SET PROBLEM: Reproduce verbatim the lines below, from the line containing "paragraph-21: 21. Рекомендуемый" up to and including the line containing "paragraph-18: 18. Поставщик".

MATERIAL SHOWN:
--------
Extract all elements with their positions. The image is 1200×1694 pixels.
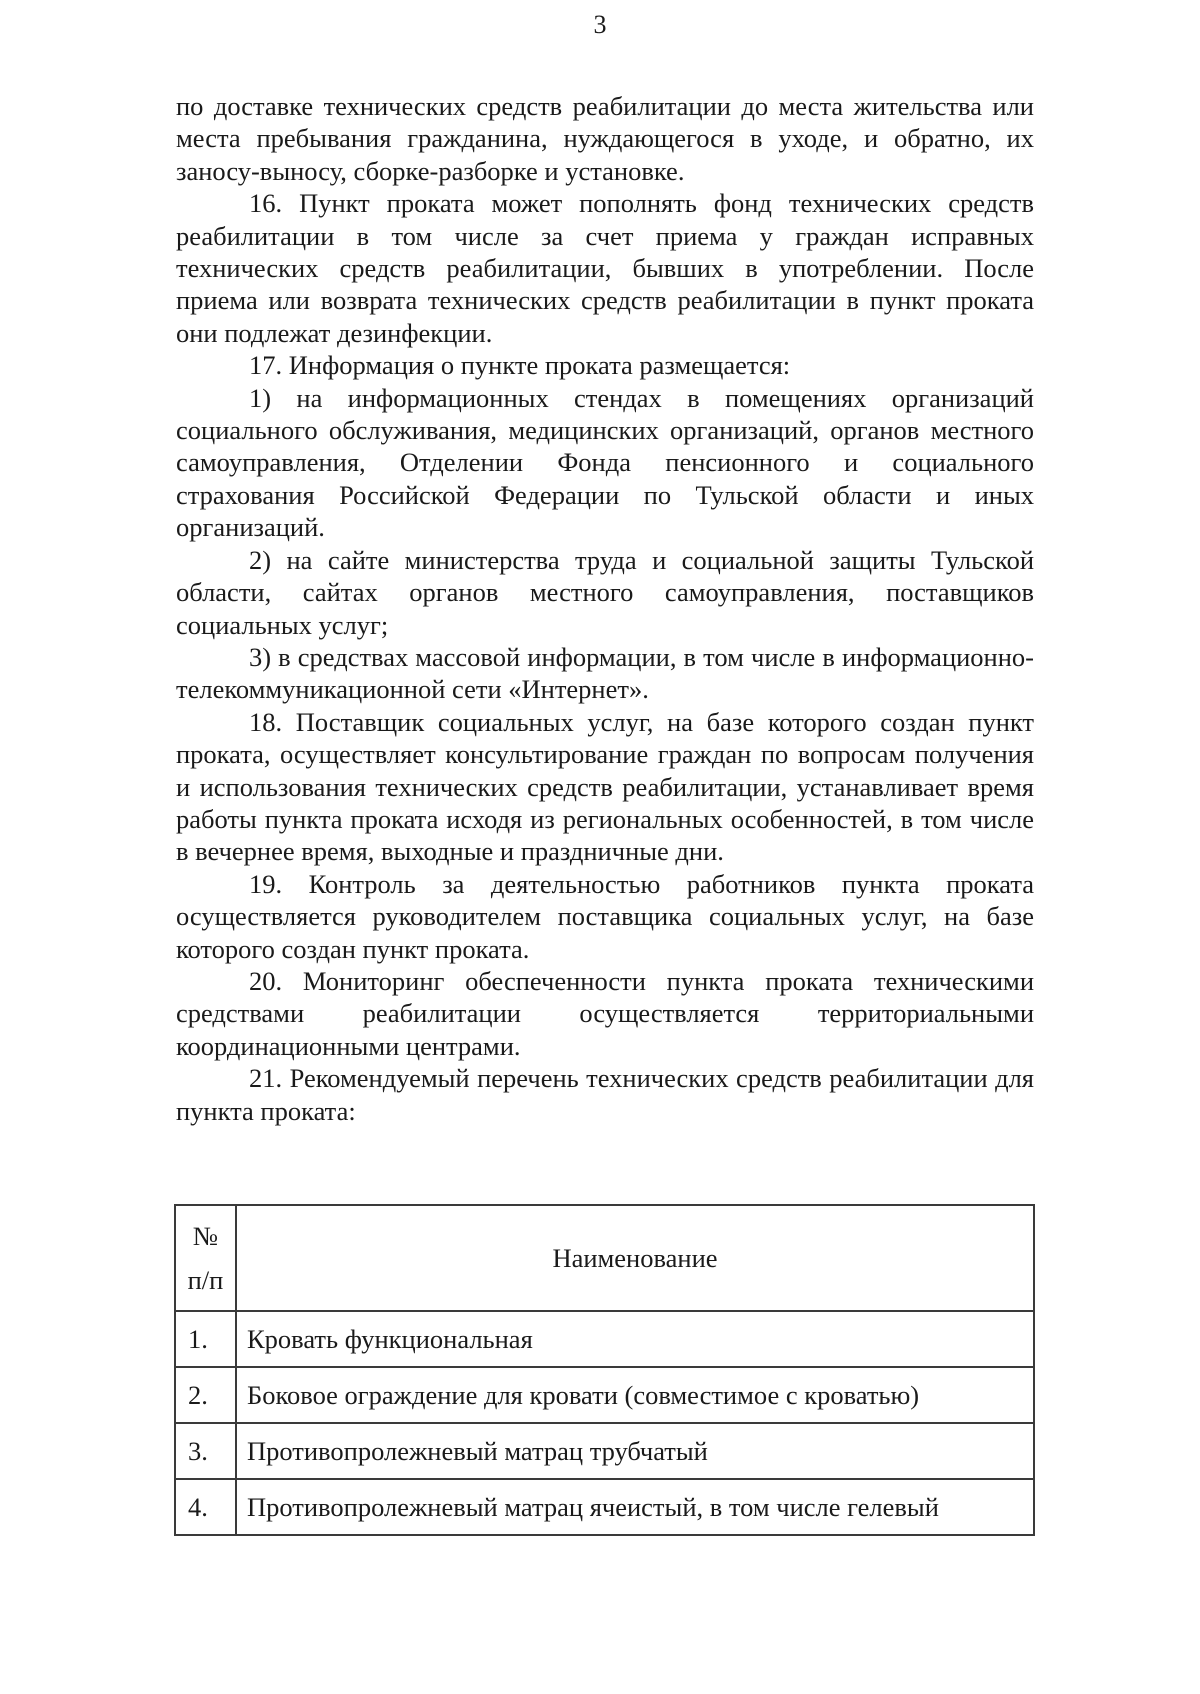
paragraph-21: 21. Рекомендуемый перечень технических средств реабилитации для пункта проката:: [176, 1063, 1034, 1126]
paragraph-19: 19. Контроль за деятельностью работников пункта проката осуществляется руководителем поставщика социальных услуг, на базе которого создан пункт проката.: [176, 868, 1034, 964]
row-name: Боковое ограждение для кровати (совместимое с кроватью): [236, 1367, 1034, 1423]
table-row: [175, 1479, 1034, 1535]
paragraph-17-item-1: 1) на информационных стендах в помещениях организаций социального обслуживания, медицинских организаций, органов местного самоуправления, Отделении Фонда пенсионного и социального страхования Российской Федерации по Тульской области и иных организаций.: [176, 382, 1034, 543]
table-header-row: [175, 1205, 1034, 1311]
paragraph-17-item-3: 3) в средствах массовой информации, в том числе в информационно-телекоммуникационной сети «Интернет».: [176, 641, 1034, 705]
header-name-cell: Наименование: [236, 1205, 1034, 1311]
row-number: 3.: [175, 1423, 236, 1479]
row-name: Кровать функциональная: [236, 1311, 1034, 1367]
page-number: 3: [593, 10, 607, 39]
row-number: 1.: [175, 1311, 236, 1367]
paragraph-18: 18. Поставщик социальных услуг, на базе которого создан пункт проката, осуществляет консультирование граждан по вопросам получения и использования технических средств реабилитации, устанавливает время работы пункта проката исходя из региональных особенностей, в том числе в вечернее время, выходные и праздничные дни.: [176, 706, 1034, 867]
paragraph-17: 17. Информация о пункте проката размещается:: [249, 350, 791, 381]
row-name: Противопролежневый матрац ячеистый, в том числе гелевый: [236, 1479, 1034, 1535]
paragraph-16: 16. Пункт проката может пополнять фонд технических средств реабилитации в том числе за счет приема у граждан исправных технических средств реабилитации, бывших в употреблении. После приема или возврата технических средств реабилитации в пункт проката они подлежат дезинфекции.: [176, 188, 1034, 348]
document-body: [176, 90, 1034, 1127]
equipment-table: [174, 1204, 1035, 1536]
table-row: [175, 1423, 1034, 1479]
paragraph-17-item-2: 2) на сайте министерства труда и социальной защиты Тульской области, сайтах органов местного самоуправления, поставщиков социальных услуг;: [176, 544, 1034, 640]
table-row: [175, 1367, 1034, 1423]
paragraph-20: 20. Мониторинг обеспеченности пункта проката техническими средствами реабилитации осуществляется территориальными координационными центрами.: [176, 965, 1034, 1061]
table-row: [175, 1311, 1034, 1367]
row-number: 2.: [175, 1367, 236, 1423]
row-number: 4.: [175, 1479, 236, 1535]
row-name: Противопролежневый матрац трубчатый: [236, 1423, 1034, 1479]
paragraph-continuation: по доставке технических средств реабилитации до места жительства или места пребывания гражданина, нуждающегося в уходе, и обратно, их заносу-выносу, сборке-разборке и установке.: [176, 91, 1034, 186]
header-number-cell: [175, 1205, 236, 1311]
header-number-symbol: №: [192, 1221, 219, 1251]
header-number-abbrev: п/п: [187, 1265, 224, 1295]
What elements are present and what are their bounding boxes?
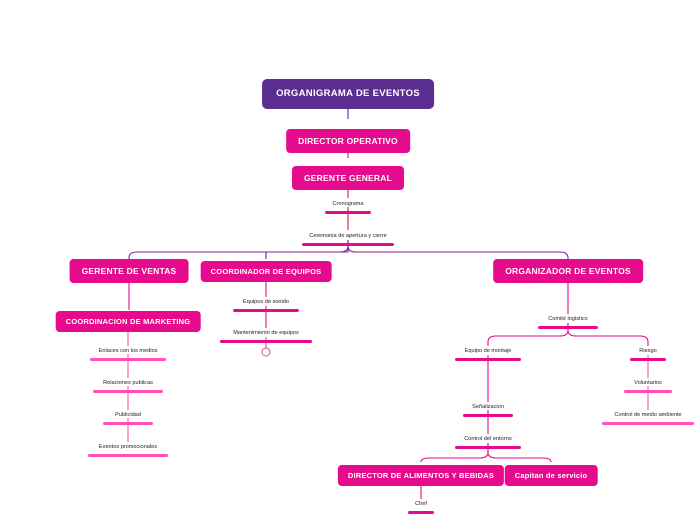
node-gerente-general[interactable]: GERENTE GENERAL	[292, 166, 404, 190]
node-underline-senalizacion	[463, 414, 513, 417]
node-underline-mantenimiento	[220, 340, 312, 343]
node-coordinador-de-equipos[interactable]: COORDINADOR DE EQUIPOS	[201, 261, 332, 282]
add-node-handle[interactable]	[262, 348, 271, 357]
node-control-de-medio-ambiente[interactable]: Control de medio ambiente	[614, 412, 682, 418]
node-underline-control-medio-ambiente	[602, 422, 694, 425]
node-underline-equipo-de-montaje	[455, 358, 521, 361]
node-capitan-de-servicio[interactable]: Capitan de servicio	[505, 465, 598, 486]
node-underline-relaciones	[93, 390, 163, 393]
node-underline-equipos-de-sonido	[233, 309, 299, 312]
node-organizador-de-eventos[interactable]: ORGANIZADOR DE EVENTOS	[493, 259, 643, 283]
node-cronograma[interactable]: Cronograma	[332, 201, 364, 207]
node-underline-enlaces	[90, 358, 166, 361]
node-coordinacion-de-marketing[interactable]: COORDINACION DE MARKETING	[56, 311, 201, 332]
node-underline-riesgo	[630, 358, 666, 361]
node-underline-publicidad	[103, 422, 153, 425]
node-equipo-de-montaje[interactable]: Equipo de montaje	[464, 348, 512, 354]
node-director-de-alimentos-y-bebidas[interactable]: DIRECTOR DE ALIMENTOS Y BEBIDAS	[338, 465, 504, 486]
node-riesgo[interactable]: Riesgo	[639, 348, 657, 354]
node-equipos-de-sonido[interactable]: Equipos de sonido	[242, 299, 290, 305]
node-ceremonia-de-apertura-y-cierre[interactable]: Ceremonia de apertura y cierre	[309, 233, 387, 239]
node-relaciones-publicas[interactable]: Relaciones publicas	[103, 380, 153, 386]
node-underline-cronograma	[325, 211, 371, 214]
node-senalizacion[interactable]: Señalizacion	[472, 404, 504, 410]
node-underline-voluntarios	[624, 390, 672, 393]
node-organigrama-de-eventos[interactable]: ORGANIGRAMA DE EVENTOS	[262, 79, 434, 109]
node-eventos-promocionales[interactable]: Eventos promocionales	[98, 444, 158, 450]
node-voluntarios[interactable]: Voluntarios	[634, 380, 662, 386]
node-underline-control-del-entorno	[455, 446, 521, 449]
node-comite-logistico[interactable]: Comité logistico	[548, 316, 588, 322]
node-underline-comite-logistico	[538, 326, 598, 329]
node-control-del-entorno[interactable]: Control del entorno	[464, 436, 512, 442]
node-gerente-de-ventas[interactable]: GERENTE DE VENTAS	[70, 259, 189, 283]
node-mantenimiento-de-equipos[interactable]: Mantenimiento de equipos	[233, 330, 299, 336]
node-director-operativo[interactable]: DIRECTOR OPERATIVO	[286, 129, 410, 153]
node-publicidad[interactable]: Publicidad	[115, 412, 141, 418]
node-underline-ceremonia	[302, 243, 394, 246]
node-enlaces-con-los-medios[interactable]: Enlaces con los medios	[98, 348, 158, 354]
node-chef[interactable]: Chef	[415, 501, 427, 507]
node-underline-eventos-promocionales	[88, 454, 168, 457]
node-underline-chef	[408, 511, 434, 514]
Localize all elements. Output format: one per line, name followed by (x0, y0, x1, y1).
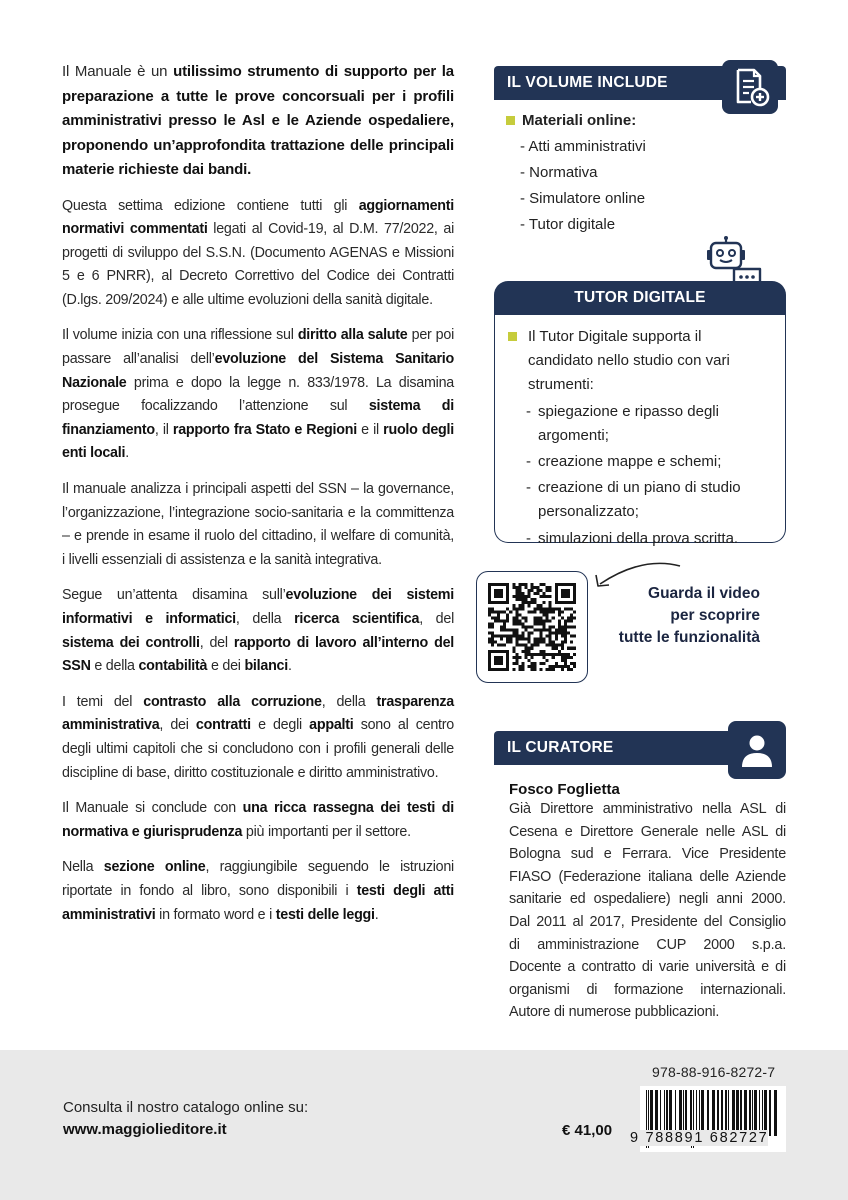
bold-text: ricerca scientifica (294, 611, 420, 627)
bold-text: ruolo degli enti locali (62, 421, 454, 462)
text-run: I temi del (62, 693, 144, 710)
text-run: Nella (62, 859, 104, 876)
text-run: , del (199, 634, 234, 651)
list-item-text: simulazioni della prova scritta. (538, 529, 739, 547)
list-item-text: spiegazione e ripasso degli argomenti; (538, 402, 719, 444)
volume-heading-text: Materiali online: (522, 112, 637, 129)
text-run: e degli (250, 717, 310, 734)
bold-text: sistema dei controlli (62, 634, 200, 651)
curator-bio: Già Direttore amministrativo nella ASL di Cesena e Direttore Generale nelle ASL di Bologna sud e Ferrara. Vice Presidente FIASO (Federazione italiana delle Aziende sanitarie ed ospedaliere) negli anni 2000. Dal 2011 al 2017, Presidente del Consiglio di amministrazione CUP 2000 s.p.a. Docente a contratto di varie università e di organismi di formazione internazionali. Autore di numerose pubblicazioni. (509, 801, 786, 1021)
qr-code[interactable] (476, 571, 588, 683)
text-run: , dei (159, 717, 196, 734)
text-run: e della (90, 658, 139, 675)
text-run: Segue un’attenta disamina sull’ (62, 587, 286, 604)
catalog-label: Consulta il nostro catalogo online su: (63, 1099, 309, 1116)
bold-text: diritto alla salute (297, 327, 408, 344)
bold-text: sistema di finanziamento (62, 398, 454, 438)
price: € 41,00 (562, 1122, 613, 1139)
text-run: , della (235, 611, 295, 627)
text-run: . (287, 658, 292, 675)
text-run: Il Manuale è un (62, 63, 174, 80)
volume-include-box (494, 66, 786, 236)
list-item-text: Tutor digitale (528, 216, 616, 233)
description-column (62, 60, 454, 939)
text-run: prima e dopo la legge n. 833/1978. La disamina prosegue focalizzando l’attenzione sul (62, 374, 454, 415)
list-item-text: creazione di un piano di studio personalizzato; (538, 479, 741, 521)
bold-text: trasparenza amministrativa (62, 693, 455, 734)
text-run: Il volume inizia con una riflessione sul (62, 327, 298, 344)
list-item: - creazione di un piano di studio personalizzato; (526, 479, 741, 521)
text-run: . (125, 445, 129, 462)
document-add-icon (722, 60, 778, 114)
text-run: . (374, 906, 379, 923)
bold-text: contratti (195, 717, 251, 734)
text-run: e il (356, 421, 384, 438)
text-run: Il Manuale si conclude con (62, 800, 243, 817)
video-prompt (604, 583, 760, 649)
bold-text: testi degli atti amministrativi (62, 882, 454, 923)
footer (0, 1050, 848, 1200)
bold-text: rapporto fra Stato e Regioni (172, 421, 357, 438)
bold-text: contabilità (138, 658, 208, 675)
list-item: - Tutor digitale (520, 216, 616, 233)
list-item-text: Atti amministrativi (528, 138, 646, 155)
tutor-digitale-box (494, 281, 786, 691)
video-prompt-line: Guarda il video (648, 585, 760, 602)
bold-text: evoluzione dei sistemi informativi e informatici (62, 587, 454, 627)
bold-text: sezione online (103, 859, 206, 876)
text-run: , raggiungibile seguendo le istruzioni riportate in fondo al libro, sono disponibili i (62, 859, 454, 899)
list-item-text: creazione mappe e schemi; (538, 453, 722, 471)
user-icon (728, 721, 786, 779)
qr-code-icon (488, 583, 576, 671)
volume-include-list (494, 100, 786, 238)
video-prompt-line: per scoprire (670, 607, 760, 624)
paragraph-corruption (62, 691, 454, 785)
bold-text: contrasto alla corruzione (143, 693, 322, 710)
tutor-intro-text: Il Tutor Digitale supporta il candidato nello studio con vari strumenti: (528, 328, 730, 394)
isbn: 978-88-916-8272-7 (652, 1064, 776, 1080)
paragraph-intro (62, 60, 454, 183)
tutor-digitale-content (508, 325, 768, 551)
paragraph-systems (62, 584, 454, 678)
square-bullet-icon (506, 116, 515, 125)
barcode-digits: 9 788891 682727 (630, 1130, 769, 1146)
list-item: - simulazioni della prova scritta. (526, 529, 739, 547)
video-prompt-line: tutte le funzionalità (618, 629, 760, 646)
text-run: legati al Covid-19, al D.M. 77/2022, ai progetti di sviluppo del S.S.N. (Documento AGENAS e Missioni 5 e 6 PNRR), al Decreto Correttivo del Codice dei Contratti (D.lgs. 209/2024) e alle ultime evoluzioni della sanità digitale. (62, 221, 455, 308)
text-run: , del (419, 611, 454, 627)
list-item-text: Normativa (529, 164, 598, 181)
curator-title: IL CURATORE (507, 739, 614, 756)
paragraph-ssn (62, 478, 454, 572)
bold-text: bilanci (244, 658, 288, 675)
text-run: in formato word e i (155, 906, 276, 923)
text-run: per poi passare all’analisi dell’ (62, 327, 455, 368)
list-item-text: Simulatore online (529, 190, 646, 207)
volume-include-title: IL VOLUME INCLUDE (507, 74, 668, 91)
paragraph-conclusion (62, 797, 454, 844)
paragraph-edition (62, 195, 454, 313)
tutor-intro (508, 325, 768, 398)
tutor-digitale-header (494, 281, 786, 315)
bold-text: testi delle leggi (275, 906, 375, 923)
curator-box (494, 731, 786, 1024)
list-item: - spiegazione e ripasso degli argomenti; (526, 402, 719, 444)
tutor-digitale-title: TUTOR DIGITALE (574, 289, 706, 306)
text-run: Il manuale analizza i principali aspetti del SSN – la governance, l’organizzazione, l’integrazione socio-sanitaria e la committenza – e prende in esame il ruolo del cittadino, il welfare di comunità, i livelli essenziali di assistenza e la sanità integrativa. (62, 481, 454, 568)
paragraph-online (62, 856, 454, 927)
text-run: Questa settima edizione contiene tutti gli (62, 197, 359, 214)
square-bullet-icon (508, 332, 517, 341)
list-item: - creazione mappe e schemi; (526, 453, 722, 471)
list-item: - Simulatore online (520, 190, 646, 207)
text-run: e dei (207, 658, 245, 675)
text-run: , della (321, 693, 377, 710)
bold-text: aggiornamenti normativi commentati (62, 197, 454, 238)
text-run: , il (154, 421, 173, 438)
bold-text: evoluzione del Sistema Sanitario Nazionale (62, 351, 455, 391)
list-item: - Normativa (520, 164, 598, 181)
bold-text: appalti (309, 717, 354, 734)
text-run: sono al centro degli ultimi capitoli che si concludono con i profili generali delle discipline di base, diritto costituzionale e diritto amministrativo. (62, 717, 454, 781)
paragraph-structure (62, 324, 454, 466)
bold-text: utilissimo strumento di supporto per la preparazione a tutte le prove concorsuali per i profili amministrativi presso le Asl e le Aziende ospedaliere, proponendo un’approfondita trattazione delle principali materie richieste dai bandi. (62, 63, 454, 178)
list-item: - Atti amministrativi (520, 138, 646, 155)
curator-name: Fosco Foglietta (509, 781, 620, 798)
catalog-link[interactable]: www.maggiolieditore.it (63, 1121, 227, 1138)
bold-text: rapporto di lavoro all’interno del SSN (62, 634, 454, 675)
bold-text: una ricca rassegna dei testi di normativa e giurisprudenza (62, 800, 454, 840)
text-run: più importanti per il settore. (242, 823, 411, 840)
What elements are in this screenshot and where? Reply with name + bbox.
--------
OUTPUT OF THE TASK:
paragraph-21: 21. Рекомендуемый перечень технических средств реабилитации для пункта проката:: [176, 1063, 1034, 1126]
paragraph-19: 19. Контроль за деятельностью работников пункта проката осуществляется руководителем поставщика социальных услуг, на базе которого создан пункт проката.: [176, 868, 1034, 964]
row-name: Боковое ограждение для кровати (совместимое с кроватью): [236, 1367, 1034, 1423]
table-row: [175, 1479, 1034, 1535]
paragraph-17-item-1: 1) на информационных стендах в помещениях организаций социального обслуживания, медицинских организаций, органов местного самоуправления, Отделении Фонда пенсионного и социального страхования Российской Федерации по Тульской области и иных организаций.: [176, 382, 1034, 543]
table-header-row: [175, 1205, 1034, 1311]
paragraph-17-item-3: 3) в средствах массовой информации, в том числе в информационно-телекоммуникационной сети «Интернет».: [176, 641, 1034, 705]
header-name-cell: Наименование: [236, 1205, 1034, 1311]
row-number: 3.: [175, 1423, 236, 1479]
row-name: Кровать функциональная: [236, 1311, 1034, 1367]
page-number: 3: [593, 10, 607, 39]
row-number: 1.: [175, 1311, 236, 1367]
paragraph-18: 18. Поставщик социальных услуг, на базе которого создан пункт проката, осуществляет консультирование граждан по вопросам получения и использования технических средств реабилитации, устанавливает время работы пункта проката исходя из региональных особенностей, в том числе в вечернее время, выходные и праздничные дни.: [176, 706, 1034, 867]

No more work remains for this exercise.